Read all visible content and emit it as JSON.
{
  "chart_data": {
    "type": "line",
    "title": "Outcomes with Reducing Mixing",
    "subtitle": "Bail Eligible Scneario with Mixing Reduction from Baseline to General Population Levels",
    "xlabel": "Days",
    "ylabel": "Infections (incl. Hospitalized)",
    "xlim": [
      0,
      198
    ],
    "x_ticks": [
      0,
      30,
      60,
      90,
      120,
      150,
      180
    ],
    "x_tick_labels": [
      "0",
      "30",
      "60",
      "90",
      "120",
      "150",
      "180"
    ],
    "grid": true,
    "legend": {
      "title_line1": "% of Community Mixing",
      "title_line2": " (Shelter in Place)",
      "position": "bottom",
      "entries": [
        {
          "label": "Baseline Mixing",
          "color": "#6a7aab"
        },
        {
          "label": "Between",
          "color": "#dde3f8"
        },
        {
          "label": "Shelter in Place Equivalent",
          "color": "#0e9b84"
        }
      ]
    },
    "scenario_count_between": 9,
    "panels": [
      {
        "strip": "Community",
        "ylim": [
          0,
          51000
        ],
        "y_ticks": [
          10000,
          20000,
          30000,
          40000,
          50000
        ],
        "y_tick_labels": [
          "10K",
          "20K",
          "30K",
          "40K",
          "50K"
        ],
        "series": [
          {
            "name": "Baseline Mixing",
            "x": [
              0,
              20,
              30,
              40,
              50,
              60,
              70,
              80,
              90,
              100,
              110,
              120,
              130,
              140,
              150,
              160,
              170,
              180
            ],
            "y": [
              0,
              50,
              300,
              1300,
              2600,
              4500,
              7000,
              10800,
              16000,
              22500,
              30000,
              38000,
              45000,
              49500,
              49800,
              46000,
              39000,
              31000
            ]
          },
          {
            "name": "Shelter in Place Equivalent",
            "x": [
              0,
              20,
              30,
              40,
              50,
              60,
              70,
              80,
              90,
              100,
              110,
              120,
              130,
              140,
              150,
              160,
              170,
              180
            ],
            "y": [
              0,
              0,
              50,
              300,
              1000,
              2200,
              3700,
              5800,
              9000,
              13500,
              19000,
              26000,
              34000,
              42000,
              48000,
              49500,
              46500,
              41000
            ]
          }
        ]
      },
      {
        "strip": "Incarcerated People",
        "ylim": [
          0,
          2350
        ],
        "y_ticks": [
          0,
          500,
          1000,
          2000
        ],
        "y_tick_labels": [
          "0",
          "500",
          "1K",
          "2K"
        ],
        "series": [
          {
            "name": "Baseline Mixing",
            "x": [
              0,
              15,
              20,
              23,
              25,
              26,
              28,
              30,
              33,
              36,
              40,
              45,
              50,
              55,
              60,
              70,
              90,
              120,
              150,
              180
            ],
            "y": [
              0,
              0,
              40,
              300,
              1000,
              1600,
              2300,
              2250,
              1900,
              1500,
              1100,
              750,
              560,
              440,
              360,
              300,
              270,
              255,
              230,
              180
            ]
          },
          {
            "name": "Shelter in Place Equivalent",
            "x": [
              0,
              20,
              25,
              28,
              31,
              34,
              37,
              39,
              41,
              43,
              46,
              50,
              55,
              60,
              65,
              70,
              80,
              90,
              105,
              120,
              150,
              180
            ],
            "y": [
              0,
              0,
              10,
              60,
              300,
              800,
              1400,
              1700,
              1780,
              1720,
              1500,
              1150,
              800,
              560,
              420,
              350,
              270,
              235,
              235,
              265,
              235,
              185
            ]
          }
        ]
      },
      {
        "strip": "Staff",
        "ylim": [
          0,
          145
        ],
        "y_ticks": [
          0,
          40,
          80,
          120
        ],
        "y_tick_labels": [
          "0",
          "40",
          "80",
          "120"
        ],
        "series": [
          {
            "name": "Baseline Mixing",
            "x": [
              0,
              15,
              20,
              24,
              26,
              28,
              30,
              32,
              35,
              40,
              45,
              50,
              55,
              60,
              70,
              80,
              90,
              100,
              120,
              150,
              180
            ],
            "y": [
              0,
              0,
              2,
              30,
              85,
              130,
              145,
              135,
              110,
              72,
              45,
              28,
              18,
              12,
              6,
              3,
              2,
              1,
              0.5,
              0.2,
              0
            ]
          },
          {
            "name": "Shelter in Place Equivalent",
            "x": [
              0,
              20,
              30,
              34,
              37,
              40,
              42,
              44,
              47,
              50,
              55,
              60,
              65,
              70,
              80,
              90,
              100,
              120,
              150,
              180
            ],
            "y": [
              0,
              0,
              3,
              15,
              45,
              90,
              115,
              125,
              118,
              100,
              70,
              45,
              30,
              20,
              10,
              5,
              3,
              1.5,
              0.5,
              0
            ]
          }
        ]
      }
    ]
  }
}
○ ○ ○
◆ Written exercise ◆
From the entries above, extract each line containing "with".

◆ Exercise solution ◆
    "title": "Outcomes with Reducing Mixing",
    "subtitle": "Bail Eligible Scneario with Mixing Reduction from Baseline to General Population Levels",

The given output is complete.